> _Source_
The numerator $\vert V_{m0}\vert^2\ge 0$ is a squared modulus. The denominator
$E_0-E_m<0$ strictly, because the ground state is non-degenerate and lowest.
Each term is therefore (non-positive number) $=$ (non-negative) $/$ (negative)
$\le 0$. A sum of non-positive terms is non-positive:

$$
E_0^{(2)} = \sum_{m\neq 0}\frac{\vert V_{m0}\vert^2}{E_0-E_m} \le 0.
$$

It is strictly negative as soon as at least one coupling $V_{m0}$ is nonzero.

**(b) Level repulsion.** Each excited state $m$ contributes a downward push
$-\vert V_{m0}\vert^2/(E_m-E_0)$ to the ground energy. Physically, the
perturbation $\hat V$ admixes higher states into the ground state ("virtual
transitions" up to $\vert m\rangle$ and back); the net effect of every such
virtual excursion is to *lower* the ground level. Viewed as a pair of
interacting levels, $\vert 0\rangle$ and $\vert m\rangle$ are driven apart: the
lower one ($\vert 0\rangle$) goes down, and by the same formula the upper one
goes up ($E_m^{(2)}$ receives a positive contribution $+\vert
V_{m0}\vert^2/(E_m-E_0)$ from $\vert 0\rangle$). The off-diagonal coupling
**repels** levels — it never lets them cross, and it always increases the
ground state's separation from the manifold above it.

> _Written problem_
Continue the passage on the second-order ground-state energy and level repulsion, starting right after its final sentence.

> _Recorded data_
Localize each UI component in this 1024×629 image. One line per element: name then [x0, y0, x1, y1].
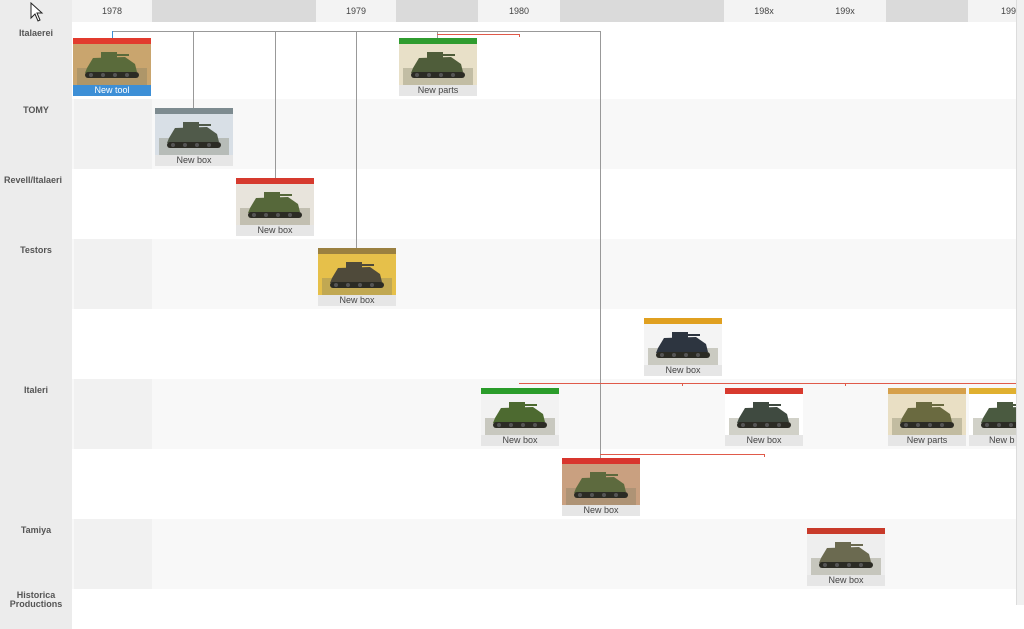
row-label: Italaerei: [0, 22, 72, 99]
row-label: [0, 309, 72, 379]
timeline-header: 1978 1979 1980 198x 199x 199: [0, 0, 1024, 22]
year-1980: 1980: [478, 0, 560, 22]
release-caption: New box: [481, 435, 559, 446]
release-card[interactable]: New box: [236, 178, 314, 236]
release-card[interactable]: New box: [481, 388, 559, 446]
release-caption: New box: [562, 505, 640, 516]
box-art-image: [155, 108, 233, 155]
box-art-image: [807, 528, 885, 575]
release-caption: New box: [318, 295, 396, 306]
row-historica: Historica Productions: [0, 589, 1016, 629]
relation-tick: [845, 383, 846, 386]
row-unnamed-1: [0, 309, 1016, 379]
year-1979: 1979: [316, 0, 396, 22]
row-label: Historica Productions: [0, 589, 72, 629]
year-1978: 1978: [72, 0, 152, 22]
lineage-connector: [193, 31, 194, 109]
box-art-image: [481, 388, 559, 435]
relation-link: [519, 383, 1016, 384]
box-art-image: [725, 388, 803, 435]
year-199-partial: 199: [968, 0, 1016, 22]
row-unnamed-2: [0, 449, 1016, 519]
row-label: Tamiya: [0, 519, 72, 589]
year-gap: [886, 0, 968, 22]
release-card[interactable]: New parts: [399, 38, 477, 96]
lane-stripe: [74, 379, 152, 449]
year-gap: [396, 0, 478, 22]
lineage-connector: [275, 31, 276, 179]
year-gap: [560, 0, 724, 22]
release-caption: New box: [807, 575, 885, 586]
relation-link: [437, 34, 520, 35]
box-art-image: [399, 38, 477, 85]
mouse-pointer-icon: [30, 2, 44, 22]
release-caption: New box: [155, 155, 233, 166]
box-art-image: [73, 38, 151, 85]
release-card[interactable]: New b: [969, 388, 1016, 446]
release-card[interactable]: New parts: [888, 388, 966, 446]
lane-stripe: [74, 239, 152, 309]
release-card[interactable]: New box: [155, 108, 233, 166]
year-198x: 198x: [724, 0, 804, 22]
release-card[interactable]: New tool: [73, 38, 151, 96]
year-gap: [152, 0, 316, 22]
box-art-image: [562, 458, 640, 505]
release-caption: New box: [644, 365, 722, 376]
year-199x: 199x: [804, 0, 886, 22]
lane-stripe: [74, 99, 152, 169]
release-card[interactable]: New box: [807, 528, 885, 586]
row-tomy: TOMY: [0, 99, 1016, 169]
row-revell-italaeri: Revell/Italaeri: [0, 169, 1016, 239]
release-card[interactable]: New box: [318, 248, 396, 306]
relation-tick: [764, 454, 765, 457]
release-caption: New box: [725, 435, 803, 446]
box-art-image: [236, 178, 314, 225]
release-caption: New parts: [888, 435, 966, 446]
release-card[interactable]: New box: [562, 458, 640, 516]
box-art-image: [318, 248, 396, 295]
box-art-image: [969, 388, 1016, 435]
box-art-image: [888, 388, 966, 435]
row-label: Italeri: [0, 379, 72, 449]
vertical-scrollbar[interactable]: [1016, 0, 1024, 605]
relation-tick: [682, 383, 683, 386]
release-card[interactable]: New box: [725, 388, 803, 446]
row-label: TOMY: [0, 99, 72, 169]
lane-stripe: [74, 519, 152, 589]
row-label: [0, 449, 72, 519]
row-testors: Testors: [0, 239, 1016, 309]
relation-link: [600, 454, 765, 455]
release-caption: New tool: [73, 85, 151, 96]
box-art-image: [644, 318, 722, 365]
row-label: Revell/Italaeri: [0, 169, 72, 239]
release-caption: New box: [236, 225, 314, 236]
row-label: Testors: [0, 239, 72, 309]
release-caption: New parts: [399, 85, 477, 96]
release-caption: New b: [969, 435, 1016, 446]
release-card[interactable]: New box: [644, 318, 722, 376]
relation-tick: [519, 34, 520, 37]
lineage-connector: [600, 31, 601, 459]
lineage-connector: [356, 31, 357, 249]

> _Result_
**(c) Variational connection.** The Rayleigh-Ritz variational principle states
that for any normalized trial state $\vert\psi\rangle$,

$$
E_0(\lambda) \le \langle\psi\vert\hat H(\lambda)\vert\psi\rangle,
$$

since the true ground energy is the minimum of the energy functional. Choose
the *unperturbed* ground state as the trial state, $\vert\psi\rangle=\vert
0\rangle$. Then

$$
\langle 0\vert\hat H(\lambda)\vert 0\rangle
= \langle 0\vert\hat H_0\vert 0\rangle + \lambda\langle 0\vert\hat V\vert 0\rangle
= E_0 + \lambda V_{00}
= E_0 + \lambda E_0^{(1)}.
$$

So the variational principle gives the exact bound

$$
E_0(\lambda) \le E_0 + \lambda E_0^{(1)}.
$$

On the other hand, the perturbative expansion is $E_0(\lambda) = E_0 + \lambda
E_0^{(1)} + \lambda^2 E_0^{(2)} + O(\lambda^3)$. Subtracting,

$$
\lambda^2 E_0^{(2)} + O(\lambda^3) \le 0.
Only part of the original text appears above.